Entries from a visual dataset:
/---

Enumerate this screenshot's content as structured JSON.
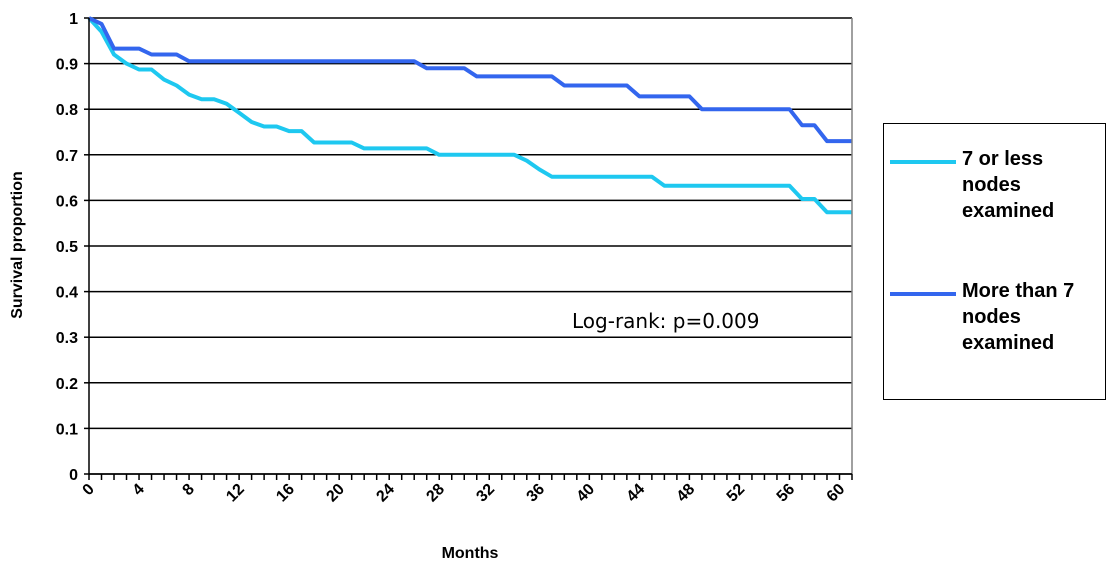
{
  "chart_data": {
    "type": "line",
    "xlabel": "Months",
    "ylabel": "Survival proportion",
    "xlim": [
      0,
      61
    ],
    "ylim": [
      0,
      1
    ],
    "x_ticks": [
      "0",
      "4",
      "8",
      "12",
      "16",
      "20",
      "24",
      "28",
      "32",
      "36",
      "40",
      "44",
      "48",
      "52",
      "56",
      "60"
    ],
    "y_ticks": [
      "0",
      "0.1",
      "0.2",
      "0.3",
      "0.4",
      "0.5",
      "0.6",
      "0.7",
      "0.8",
      "0.9",
      "1"
    ],
    "grid": "horizontal",
    "legend_position": "right",
    "annotation": "Log-rank: p=0.009",
    "series": [
      {
        "name": "7 or less nodes examined",
        "color": "#1EC8F0",
        "x": [
          0,
          1,
          2,
          3,
          4,
          5,
          6,
          7,
          8,
          9,
          10,
          11,
          12,
          13,
          14,
          15,
          16,
          17,
          18,
          19,
          20,
          21,
          22,
          23,
          24,
          25,
          26,
          27,
          28,
          29,
          30,
          31,
          32,
          33,
          34,
          35,
          36,
          37,
          38,
          39,
          40,
          41,
          42,
          43,
          44,
          45,
          46,
          47,
          48,
          49,
          50,
          51,
          52,
          53,
          54,
          55,
          56,
          57,
          58,
          59,
          60,
          61
        ],
        "y": [
          1.0,
          0.97,
          0.92,
          0.9,
          0.887,
          0.887,
          0.865,
          0.852,
          0.832,
          0.822,
          0.822,
          0.812,
          0.792,
          0.772,
          0.762,
          0.762,
          0.752,
          0.752,
          0.727,
          0.727,
          0.727,
          0.727,
          0.714,
          0.714,
          0.714,
          0.714,
          0.714,
          0.714,
          0.7,
          0.7,
          0.7,
          0.7,
          0.7,
          0.7,
          0.7,
          0.687,
          0.668,
          0.652,
          0.652,
          0.652,
          0.652,
          0.652,
          0.652,
          0.652,
          0.652,
          0.652,
          0.632,
          0.632,
          0.632,
          0.632,
          0.632,
          0.632,
          0.632,
          0.632,
          0.632,
          0.632,
          0.632,
          0.603,
          0.603,
          0.574,
          0.574,
          0.574
        ]
      },
      {
        "name": "More than 7 nodes examined",
        "color": "#3366EE",
        "x": [
          0,
          1,
          2,
          3,
          4,
          5,
          6,
          7,
          8,
          9,
          10,
          11,
          12,
          13,
          14,
          15,
          16,
          17,
          18,
          19,
          20,
          21,
          22,
          23,
          24,
          25,
          26,
          27,
          28,
          29,
          30,
          31,
          32,
          33,
          34,
          35,
          36,
          37,
          38,
          39,
          40,
          41,
          42,
          43,
          44,
          45,
          46,
          47,
          48,
          49,
          50,
          51,
          52,
          53,
          54,
          55,
          56,
          57,
          58,
          59,
          60,
          61
        ],
        "y": [
          1.0,
          0.987,
          0.933,
          0.933,
          0.933,
          0.92,
          0.92,
          0.92,
          0.905,
          0.905,
          0.905,
          0.905,
          0.905,
          0.905,
          0.905,
          0.905,
          0.905,
          0.905,
          0.905,
          0.905,
          0.905,
          0.905,
          0.905,
          0.905,
          0.905,
          0.905,
          0.905,
          0.89,
          0.89,
          0.89,
          0.89,
          0.872,
          0.872,
          0.872,
          0.872,
          0.872,
          0.872,
          0.872,
          0.852,
          0.852,
          0.852,
          0.852,
          0.852,
          0.852,
          0.828,
          0.828,
          0.828,
          0.828,
          0.828,
          0.8,
          0.8,
          0.8,
          0.8,
          0.8,
          0.8,
          0.8,
          0.8,
          0.765,
          0.765,
          0.73,
          0.73,
          0.73
        ]
      }
    ]
  }
}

\---

● Directions:
Look through the entries above for the word "nodes". Copy every line where it shows up.

● Exercise answer:
        "name": "7 or less nodes examined",
        "name": "More than 7 nodes examined",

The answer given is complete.